==== Records provided ====
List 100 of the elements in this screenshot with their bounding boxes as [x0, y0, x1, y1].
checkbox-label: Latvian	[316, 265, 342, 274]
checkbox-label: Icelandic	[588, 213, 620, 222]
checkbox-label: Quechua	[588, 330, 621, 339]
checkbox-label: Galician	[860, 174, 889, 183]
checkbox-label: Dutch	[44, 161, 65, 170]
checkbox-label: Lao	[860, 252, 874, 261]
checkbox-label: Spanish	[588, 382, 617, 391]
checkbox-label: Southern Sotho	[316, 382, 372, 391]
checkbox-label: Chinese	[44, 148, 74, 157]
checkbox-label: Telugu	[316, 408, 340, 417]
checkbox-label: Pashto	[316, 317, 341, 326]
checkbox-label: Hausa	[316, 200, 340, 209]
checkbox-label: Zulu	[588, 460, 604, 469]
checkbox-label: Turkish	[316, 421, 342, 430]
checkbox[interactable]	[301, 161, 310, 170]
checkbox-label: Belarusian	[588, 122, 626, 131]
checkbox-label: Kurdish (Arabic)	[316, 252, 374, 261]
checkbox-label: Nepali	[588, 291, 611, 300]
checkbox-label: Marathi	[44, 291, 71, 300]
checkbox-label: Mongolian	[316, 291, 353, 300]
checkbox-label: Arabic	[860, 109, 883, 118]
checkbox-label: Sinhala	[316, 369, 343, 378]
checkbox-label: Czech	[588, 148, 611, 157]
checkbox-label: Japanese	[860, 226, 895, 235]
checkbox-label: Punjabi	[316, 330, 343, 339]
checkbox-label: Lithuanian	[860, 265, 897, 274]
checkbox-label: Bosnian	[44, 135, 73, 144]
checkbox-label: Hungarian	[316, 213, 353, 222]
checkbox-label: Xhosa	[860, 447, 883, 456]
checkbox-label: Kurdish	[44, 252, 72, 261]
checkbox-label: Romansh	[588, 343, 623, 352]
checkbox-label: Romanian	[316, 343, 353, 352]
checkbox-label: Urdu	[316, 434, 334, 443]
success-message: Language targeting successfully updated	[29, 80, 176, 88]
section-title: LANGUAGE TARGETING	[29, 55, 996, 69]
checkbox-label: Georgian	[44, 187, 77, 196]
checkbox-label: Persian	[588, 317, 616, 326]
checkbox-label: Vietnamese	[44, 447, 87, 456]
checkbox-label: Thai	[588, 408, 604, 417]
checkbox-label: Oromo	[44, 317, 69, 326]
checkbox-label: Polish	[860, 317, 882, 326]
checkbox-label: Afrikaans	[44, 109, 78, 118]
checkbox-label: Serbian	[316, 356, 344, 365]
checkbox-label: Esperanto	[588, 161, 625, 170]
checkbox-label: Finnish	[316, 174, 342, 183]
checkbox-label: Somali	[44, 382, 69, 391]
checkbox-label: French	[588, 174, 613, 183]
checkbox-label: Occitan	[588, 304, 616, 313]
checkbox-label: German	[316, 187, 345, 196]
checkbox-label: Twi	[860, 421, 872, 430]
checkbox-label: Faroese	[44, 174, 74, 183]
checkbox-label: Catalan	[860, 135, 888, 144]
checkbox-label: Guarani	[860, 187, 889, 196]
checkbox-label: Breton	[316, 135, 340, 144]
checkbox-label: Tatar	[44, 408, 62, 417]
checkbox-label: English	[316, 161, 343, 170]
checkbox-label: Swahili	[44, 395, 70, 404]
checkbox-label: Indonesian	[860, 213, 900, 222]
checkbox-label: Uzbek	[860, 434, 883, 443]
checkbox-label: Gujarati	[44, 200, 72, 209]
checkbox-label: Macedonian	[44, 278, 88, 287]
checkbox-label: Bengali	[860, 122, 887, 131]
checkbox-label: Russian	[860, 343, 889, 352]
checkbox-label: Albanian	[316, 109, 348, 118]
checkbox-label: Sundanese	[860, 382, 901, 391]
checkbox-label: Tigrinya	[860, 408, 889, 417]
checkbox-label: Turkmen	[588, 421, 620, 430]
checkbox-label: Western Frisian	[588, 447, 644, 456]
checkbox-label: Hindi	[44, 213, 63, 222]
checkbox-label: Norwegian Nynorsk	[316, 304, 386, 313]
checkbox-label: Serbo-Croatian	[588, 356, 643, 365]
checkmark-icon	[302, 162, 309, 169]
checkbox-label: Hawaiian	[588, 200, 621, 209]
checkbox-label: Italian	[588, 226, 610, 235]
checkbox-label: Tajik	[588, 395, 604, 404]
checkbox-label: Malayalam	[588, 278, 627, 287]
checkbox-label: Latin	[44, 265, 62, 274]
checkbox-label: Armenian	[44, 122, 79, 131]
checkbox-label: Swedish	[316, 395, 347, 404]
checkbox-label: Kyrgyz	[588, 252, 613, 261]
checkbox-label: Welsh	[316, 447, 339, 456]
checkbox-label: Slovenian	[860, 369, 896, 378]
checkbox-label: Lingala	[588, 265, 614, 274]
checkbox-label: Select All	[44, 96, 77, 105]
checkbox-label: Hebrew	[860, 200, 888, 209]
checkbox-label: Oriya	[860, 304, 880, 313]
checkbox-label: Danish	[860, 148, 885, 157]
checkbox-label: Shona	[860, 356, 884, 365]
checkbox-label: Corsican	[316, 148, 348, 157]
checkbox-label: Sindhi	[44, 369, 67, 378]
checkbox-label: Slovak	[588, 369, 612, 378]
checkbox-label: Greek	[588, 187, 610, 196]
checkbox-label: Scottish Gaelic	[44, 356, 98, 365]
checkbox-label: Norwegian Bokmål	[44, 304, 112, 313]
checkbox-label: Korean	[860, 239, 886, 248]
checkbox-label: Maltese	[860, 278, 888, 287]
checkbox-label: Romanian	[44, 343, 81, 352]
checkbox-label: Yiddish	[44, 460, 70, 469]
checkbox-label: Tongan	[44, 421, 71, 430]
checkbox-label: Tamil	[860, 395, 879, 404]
====
Stated exercise:
Give the data again from its first line through the line containing "460, 604, 469]", renaming "Chinese" to "Mandarin" and leaving everything else unchanged.

Output of the exercise:
List 100 of the elements in this screenshot with their bounding boxes as [x0, y0, x1, y1].
checkbox-label: Latvian	[316, 265, 342, 274]
checkbox-label: Icelandic	[588, 213, 620, 222]
checkbox-label: Quechua	[588, 330, 621, 339]
checkbox-label: Galician	[860, 174, 889, 183]
checkbox-label: Dutch	[44, 161, 65, 170]
checkbox-label: Lao	[860, 252, 874, 261]
checkbox-label: Spanish	[588, 382, 617, 391]
checkbox-label: Southern Sotho	[316, 382, 372, 391]
checkbox-label: Mandarin	[44, 148, 74, 157]
checkbox-label: Telugu	[316, 408, 340, 417]
checkbox-label: Pashto	[316, 317, 341, 326]
checkbox-label: Hausa	[316, 200, 340, 209]
checkbox-label: Zulu	[588, 460, 604, 469]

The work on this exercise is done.